> **Listed entries**
··········

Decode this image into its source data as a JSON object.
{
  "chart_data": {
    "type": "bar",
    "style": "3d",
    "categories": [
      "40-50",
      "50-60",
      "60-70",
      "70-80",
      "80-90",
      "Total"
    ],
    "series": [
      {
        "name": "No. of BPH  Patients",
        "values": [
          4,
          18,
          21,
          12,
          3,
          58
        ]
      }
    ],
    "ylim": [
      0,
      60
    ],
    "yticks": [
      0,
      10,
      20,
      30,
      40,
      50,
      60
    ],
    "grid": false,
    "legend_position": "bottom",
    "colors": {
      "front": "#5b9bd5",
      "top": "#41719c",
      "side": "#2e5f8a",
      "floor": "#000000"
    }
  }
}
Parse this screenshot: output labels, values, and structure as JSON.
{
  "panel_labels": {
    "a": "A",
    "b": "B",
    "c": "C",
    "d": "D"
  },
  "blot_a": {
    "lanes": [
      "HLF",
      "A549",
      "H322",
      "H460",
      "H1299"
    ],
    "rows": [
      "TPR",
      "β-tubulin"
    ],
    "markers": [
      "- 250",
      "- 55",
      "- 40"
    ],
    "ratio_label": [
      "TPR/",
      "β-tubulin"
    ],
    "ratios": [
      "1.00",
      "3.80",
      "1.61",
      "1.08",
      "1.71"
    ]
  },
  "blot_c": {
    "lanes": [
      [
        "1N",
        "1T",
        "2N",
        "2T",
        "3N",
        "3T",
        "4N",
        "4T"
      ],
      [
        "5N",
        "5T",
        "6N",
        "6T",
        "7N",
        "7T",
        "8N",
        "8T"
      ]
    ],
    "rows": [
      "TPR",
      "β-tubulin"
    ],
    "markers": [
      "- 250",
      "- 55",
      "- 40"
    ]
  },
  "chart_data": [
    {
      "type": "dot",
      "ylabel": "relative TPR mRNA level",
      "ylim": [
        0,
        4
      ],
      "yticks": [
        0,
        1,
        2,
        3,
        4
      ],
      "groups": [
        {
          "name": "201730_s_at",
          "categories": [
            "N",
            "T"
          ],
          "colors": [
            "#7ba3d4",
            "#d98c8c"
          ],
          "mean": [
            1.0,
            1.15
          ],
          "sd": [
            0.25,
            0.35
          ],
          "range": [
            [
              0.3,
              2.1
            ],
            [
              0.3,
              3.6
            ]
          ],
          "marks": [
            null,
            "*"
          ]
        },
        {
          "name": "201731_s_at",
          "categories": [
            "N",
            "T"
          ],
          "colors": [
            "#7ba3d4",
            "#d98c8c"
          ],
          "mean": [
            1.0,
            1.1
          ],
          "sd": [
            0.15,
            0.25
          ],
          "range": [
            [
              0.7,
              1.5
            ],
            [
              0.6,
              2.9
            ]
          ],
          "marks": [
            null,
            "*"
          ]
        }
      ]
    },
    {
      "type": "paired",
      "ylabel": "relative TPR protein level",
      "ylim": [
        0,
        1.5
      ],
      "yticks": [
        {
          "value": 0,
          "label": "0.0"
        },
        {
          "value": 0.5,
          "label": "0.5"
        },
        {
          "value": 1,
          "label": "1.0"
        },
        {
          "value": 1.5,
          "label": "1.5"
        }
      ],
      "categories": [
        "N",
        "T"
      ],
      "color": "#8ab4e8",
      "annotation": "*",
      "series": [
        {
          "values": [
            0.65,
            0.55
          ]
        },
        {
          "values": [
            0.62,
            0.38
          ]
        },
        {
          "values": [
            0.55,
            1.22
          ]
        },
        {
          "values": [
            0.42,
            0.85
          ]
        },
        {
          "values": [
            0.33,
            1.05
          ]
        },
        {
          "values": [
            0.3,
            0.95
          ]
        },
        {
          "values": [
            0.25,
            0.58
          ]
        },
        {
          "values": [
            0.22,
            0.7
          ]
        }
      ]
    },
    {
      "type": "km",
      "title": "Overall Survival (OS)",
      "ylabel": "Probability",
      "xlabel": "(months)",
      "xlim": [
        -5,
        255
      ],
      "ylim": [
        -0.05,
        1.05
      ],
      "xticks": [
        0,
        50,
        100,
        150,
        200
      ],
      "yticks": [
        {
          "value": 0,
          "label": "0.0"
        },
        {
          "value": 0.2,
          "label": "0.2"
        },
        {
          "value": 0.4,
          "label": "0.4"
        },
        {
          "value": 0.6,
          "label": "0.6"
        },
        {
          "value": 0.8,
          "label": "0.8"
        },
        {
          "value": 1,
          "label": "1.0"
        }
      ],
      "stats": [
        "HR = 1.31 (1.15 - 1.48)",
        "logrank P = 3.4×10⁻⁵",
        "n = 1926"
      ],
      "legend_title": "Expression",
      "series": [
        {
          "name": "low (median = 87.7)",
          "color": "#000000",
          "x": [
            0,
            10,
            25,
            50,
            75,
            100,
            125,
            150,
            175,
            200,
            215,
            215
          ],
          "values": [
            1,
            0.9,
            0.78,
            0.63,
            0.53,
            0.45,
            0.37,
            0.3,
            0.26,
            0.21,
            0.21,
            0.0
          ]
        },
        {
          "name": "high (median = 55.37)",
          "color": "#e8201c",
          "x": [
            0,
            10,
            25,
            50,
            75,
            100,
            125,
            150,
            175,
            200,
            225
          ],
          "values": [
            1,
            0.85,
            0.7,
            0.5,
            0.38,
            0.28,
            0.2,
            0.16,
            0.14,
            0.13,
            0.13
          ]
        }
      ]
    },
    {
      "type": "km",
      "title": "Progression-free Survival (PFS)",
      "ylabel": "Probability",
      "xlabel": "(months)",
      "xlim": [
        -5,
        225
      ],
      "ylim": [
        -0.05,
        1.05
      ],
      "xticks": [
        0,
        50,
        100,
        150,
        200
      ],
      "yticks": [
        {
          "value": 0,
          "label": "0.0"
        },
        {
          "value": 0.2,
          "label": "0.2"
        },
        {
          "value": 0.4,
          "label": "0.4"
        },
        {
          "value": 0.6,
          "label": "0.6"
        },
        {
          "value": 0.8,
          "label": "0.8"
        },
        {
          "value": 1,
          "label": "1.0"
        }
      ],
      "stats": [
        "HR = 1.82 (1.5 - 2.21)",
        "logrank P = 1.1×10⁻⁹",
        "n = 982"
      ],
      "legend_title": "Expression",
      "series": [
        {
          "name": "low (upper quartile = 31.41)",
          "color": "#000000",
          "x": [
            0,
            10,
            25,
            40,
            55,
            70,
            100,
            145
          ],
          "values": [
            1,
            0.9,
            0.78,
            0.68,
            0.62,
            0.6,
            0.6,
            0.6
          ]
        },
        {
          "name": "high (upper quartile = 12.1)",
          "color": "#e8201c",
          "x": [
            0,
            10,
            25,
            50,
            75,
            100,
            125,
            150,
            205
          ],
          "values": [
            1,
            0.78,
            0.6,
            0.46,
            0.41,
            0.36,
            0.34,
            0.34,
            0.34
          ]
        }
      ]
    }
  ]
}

··········

> **What is being asked**
Display each line of the data where "name" occurs.

> **Output for this exercise**
        "name": "No. of BPH  Patients",
          "name": "201730_s_at",
          "name": "201731_s_at",
          "name": "low (median = 87.7)",
          "name": "high (median = 55.37)",
          "name": "low (upper quartile = 31.41)",
          "name": "high (upper quartile = 12.1)",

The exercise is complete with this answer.